Data extracts —
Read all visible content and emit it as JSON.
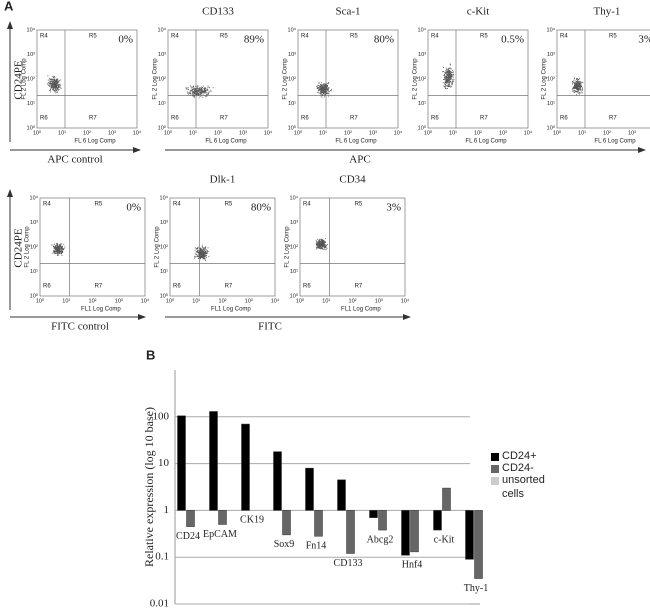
{
  "panel_a": {
    "label": "A",
    "y_axis_label": "CD24PE",
    "plot_y_label": "FL 2 Log Comp",
    "ticks": [
      "10⁰",
      "10¹",
      "10²",
      "10³",
      "10⁴"
    ],
    "quadrants": [
      "R4",
      "R5",
      "R6",
      "R7"
    ],
    "rows": [
      {
        "control_label": "APC control",
        "group_label": "APC",
        "plot_x_label": "FL 6 Log Comp",
        "plots": [
          {
            "percent": "0%"
          },
          {
            "title": "CD133",
            "percent": "89%"
          },
          {
            "title": "Sca-1",
            "percent": "80%"
          },
          {
            "title": "c-Kit",
            "percent": "0.5%"
          },
          {
            "title": "Thy-1",
            "percent": "3%"
          }
        ]
      },
      {
        "control_label": "FITC control",
        "group_label": "FITC",
        "plot_x_label": "FL1 Log Comp",
        "plots": [
          {
            "percent": "0%"
          },
          {
            "title": "Dlk-1",
            "percent": "80%"
          },
          {
            "title": "CD34",
            "percent": "3%"
          }
        ]
      }
    ]
  },
  "panel_b_label": "B",
  "chart_data": {
    "type": "bar",
    "y_label": "Relative expression (log 10 base)",
    "categories": [
      "CD24",
      "EpCAM",
      "CK19",
      "Sox9",
      "Fn14",
      "CD133",
      "Abcg2",
      "Hnf4",
      "c-Kit",
      "Thy-1"
    ],
    "series": [
      {
        "name": "CD24+",
        "color": "#000000",
        "values": [
          105,
          130,
          70,
          18,
          8,
          4.5,
          0.7,
          0.11,
          0.38,
          0.09
        ]
      },
      {
        "name": "CD24-",
        "color": "#666666",
        "values": [
          0.45,
          0.5,
          1.0,
          0.3,
          0.28,
          0.12,
          0.38,
          0.13,
          3,
          0.035
        ]
      },
      {
        "name": "unsorted cells",
        "color": "#cccccc",
        "values": [
          1,
          1,
          1,
          1,
          1,
          1,
          1,
          1,
          1,
          1
        ]
      }
    ],
    "log_scale": true,
    "ylim": [
      0.01,
      1000
    ],
    "yticks": [
      100,
      10,
      1,
      0.1,
      0.01
    ],
    "grid": true
  }
}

Work instruction —
Would you return the entries verbatim, minus any images?

Result of this exercise —
Read all visible content and emit it as JSON.
{
  "panel_a": {
    "label": "A",
    "y_axis_label": "CD24PE",
    "plot_y_label": "FL 2 Log Comp",
    "ticks": [
      "10⁰",
      "10¹",
      "10²",
      "10³",
      "10⁴"
    ],
    "quadrants": [
      "R4",
      "R5",
      "R6",
      "R7"
    ],
    "rows": [
      {
        "control_label": "APC control",
        "group_label": "APC",
        "plot_x_label": "FL 6 Log Comp",
        "plots": [
          {
            "percent": "0%"
          },
          {
            "title": "CD133",
            "percent": "89%"
          },
          {
            "title": "Sca-1",
            "percent": "80%"
          },
          {
            "title": "c-Kit",
            "percent": "0.5%"
          },
          {
            "title": "Thy-1",
            "percent": "3%"
          }
        ]
      },
      {
        "control_label": "FITC control",
        "group_label": "FITC",
        "plot_x_label": "FL1 Log Comp",
        "plots": [
          {
            "percent": "0%"
          },
          {
            "title": "Dlk-1",
            "percent": "80%"
          },
          {
            "title": "CD34",
            "percent": "3%"
          }
        ]
      }
    ]
  },
  "panel_b_label": "B",
  "chart_data": {
    "type": "bar",
    "y_label": "Relative expression (log 10 base)",
    "categories": [
      "CD24",
      "EpCAM",
      "CK19",
      "Sox9",
      "Fn14",
      "CD133",
      "Abcg2",
      "Hnf4",
      "c-Kit",
      "Thy-1"
    ],
    "series": [
      {
        "name": "CD24+",
        "color": "#000000",
        "values": [
          105,
          130,
          70,
          18,
          8,
          4.5,
          0.7,
          0.11,
          0.38,
          0.09
        ]
      },
      {
        "name": "CD24-",
        "color": "#666666",
        "values": [
          0.45,
          0.5,
          1.0,
          0.3,
          0.28,
          0.12,
          0.38,
          0.13,
          3,
          0.035
        ]
      },
      {
        "name": "unsorted cells",
        "color": "#cccccc",
        "values": [
          1,
          1,
          1,
          1,
          1,
          1,
          1,
          1,
          1,
          1
        ]
      }
    ],
    "log_scale": true,
    "ylim": [
      0.01,
      1000
    ],
    "yticks": [
      100,
      10,
      1,
      0.1,
      0.01
    ],
    "grid": true
  }
}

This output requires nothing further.